Copy out the listing that follows, exact in every word, and skip the images.

** Begin TASK INPUT **

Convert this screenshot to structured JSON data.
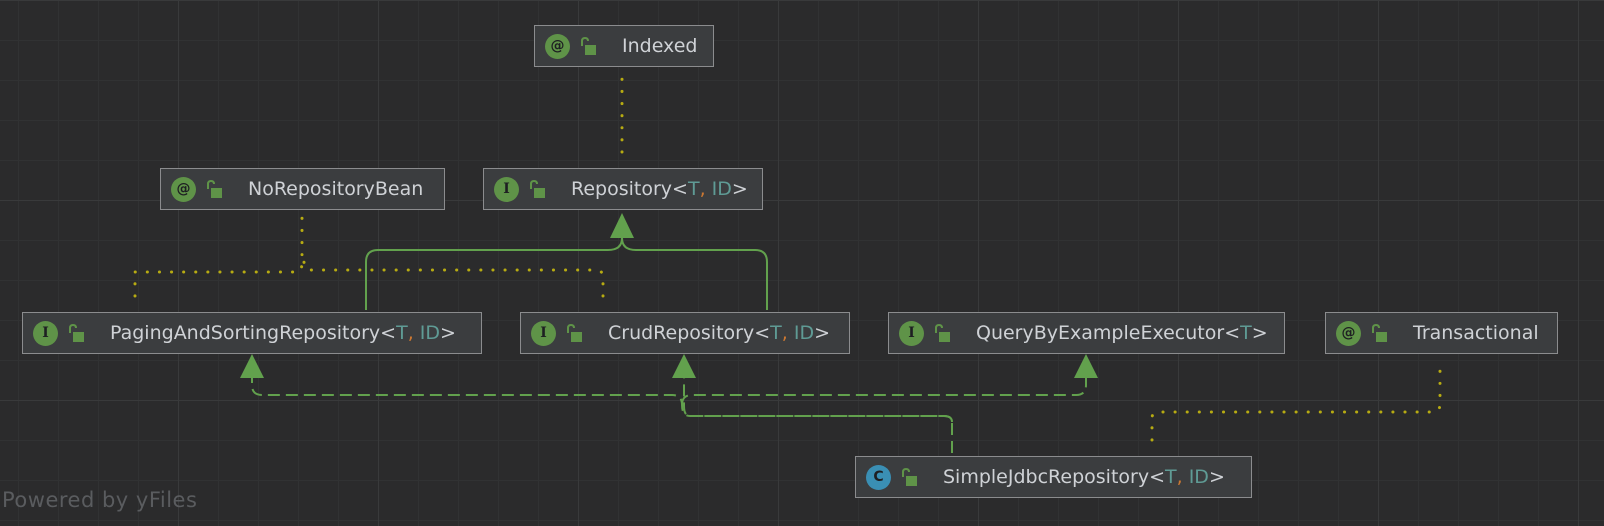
{
  "nodes": {
    "indexed": {
      "kind": "annotation",
      "badge": "@",
      "name": "Indexed",
      "type_params": []
    },
    "repository": {
      "kind": "interface",
      "badge": "I",
      "name": "Repository",
      "type_params": [
        "T",
        "ID"
      ]
    },
    "no_repository_bean": {
      "kind": "annotation",
      "badge": "@",
      "name": "NoRepositoryBean",
      "type_params": []
    },
    "paging_and_sorting_repository": {
      "kind": "interface",
      "badge": "I",
      "name": "PagingAndSortingRepository",
      "type_params": [
        "T",
        "ID"
      ]
    },
    "crud_repository": {
      "kind": "interface",
      "badge": "I",
      "name": "CrudRepository",
      "type_params": [
        "T",
        "ID"
      ]
    },
    "query_by_example_executor": {
      "kind": "interface",
      "badge": "I",
      "name": "QueryByExampleExecutor",
      "type_params": [
        "T"
      ]
    },
    "transactional": {
      "kind": "annotation",
      "badge": "@",
      "name": "Transactional",
      "type_params": []
    },
    "simple_jdbc_repository": {
      "kind": "class",
      "badge": "C",
      "name": "SimpleJdbcRepository",
      "type_params": [
        "T",
        "ID"
      ]
    }
  },
  "edges": [
    {
      "from": "paging_and_sorting_repository",
      "to": "repository",
      "style": "extends"
    },
    {
      "from": "crud_repository",
      "to": "repository",
      "style": "extends"
    },
    {
      "from": "simple_jdbc_repository",
      "to": "paging_and_sorting_repository",
      "style": "implements"
    },
    {
      "from": "simple_jdbc_repository",
      "to": "crud_repository",
      "style": "implements"
    },
    {
      "from": "simple_jdbc_repository",
      "to": "query_by_example_executor",
      "style": "implements"
    },
    {
      "from": "repository",
      "to": "indexed",
      "style": "annotated"
    },
    {
      "from": "paging_and_sorting_repository",
      "to": "no_repository_bean",
      "style": "annotated"
    },
    {
      "from": "crud_repository",
      "to": "no_repository_bean",
      "style": "annotated"
    },
    {
      "from": "simple_jdbc_repository",
      "to": "transactional",
      "style": "annotated"
    }
  ],
  "colors": {
    "background": "#2b2b2c",
    "node_fill": "#3b3d3f",
    "node_border": "#8b8c8e",
    "text": "#cfd2d6",
    "interface_badge": "#5f9348",
    "class_badge": "#3a8fb4",
    "type_param": "#5f9b95",
    "comma": "#cc7832",
    "inheritance_edge": "#62a14d",
    "annotation_edge": "#b7ab12"
  },
  "watermark": "Powered by yFiles"
}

** End TASK INPUT **

## [RESPONSE BELOW]
Convert this screenshot to structured JSON data.
{
  "nodes": {
    "indexed": {
      "kind": "annotation",
      "badge": "@",
      "name": "Indexed",
      "type_params": []
    },
    "repository": {
      "kind": "interface",
      "badge": "I",
      "name": "Repository",
      "type_params": [
        "T",
        "ID"
      ]
    },
    "no_repository_bean": {
      "kind": "annotation",
      "badge": "@",
      "name": "NoRepositoryBean",
      "type_params": []
    },
    "paging_and_sorting_repository": {
      "kind": "interface",
      "badge": "I",
      "name": "PagingAndSortingRepository",
      "type_params": [
        "T",
        "ID"
      ]
    },
    "crud_repository": {
      "kind": "interface",
      "badge": "I",
      "name": "CrudRepository",
      "type_params": [
        "T",
        "ID"
      ]
    },
    "query_by_example_executor": {
      "kind": "interface",
      "badge": "I",
      "name": "QueryByExampleExecutor",
      "type_params": [
        "T"
      ]
    },
    "transactional": {
      "kind": "annotation",
      "badge": "@",
      "name": "Transactional",
      "type_params": []
    },
    "simple_jdbc_repository": {
      "kind": "class",
      "badge": "C",
      "name": "SimpleJdbcRepository",
      "type_params": [
        "T",
        "ID"
      ]
    }
  },
  "edges": [
    {
      "from": "paging_and_sorting_repository",
      "to": "repository",
      "style": "extends"
    },
    {
      "from": "crud_repository",
      "to": "repository",
      "style": "extends"
    },
    {
      "from": "simple_jdbc_repository",
      "to": "paging_and_sorting_repository",
      "style": "implements"
    },
    {
      "from": "simple_jdbc_repository",
      "to": "crud_repository",
      "style": "implements"
    },
    {
      "from": "simple_jdbc_repository",
      "to": "query_by_example_executor",
      "style": "implements"
    },
    {
      "from": "repository",
      "to": "indexed",
      "style": "annotated"
    },
    {
      "from": "paging_and_sorting_repository",
      "to": "no_repository_bean",
      "style": "annotated"
    },
    {
      "from": "crud_repository",
      "to": "no_repository_bean",
      "style": "annotated"
    },
    {
      "from": "simple_jdbc_repository",
      "to": "transactional",
      "style": "annotated"
    }
  ],
  "colors": {
    "background": "#2b2b2c",
    "node_fill": "#3b3d3f",
    "node_border": "#8b8c8e",
    "text": "#cfd2d6",
    "interface_badge": "#5f9348",
    "class_badge": "#3a8fb4",
    "type_param": "#5f9b95",
    "comma": "#cc7832",
    "inheritance_edge": "#62a14d",
    "annotation_edge": "#b7ab12"
  },
  "watermark": "Powered by yFiles"
}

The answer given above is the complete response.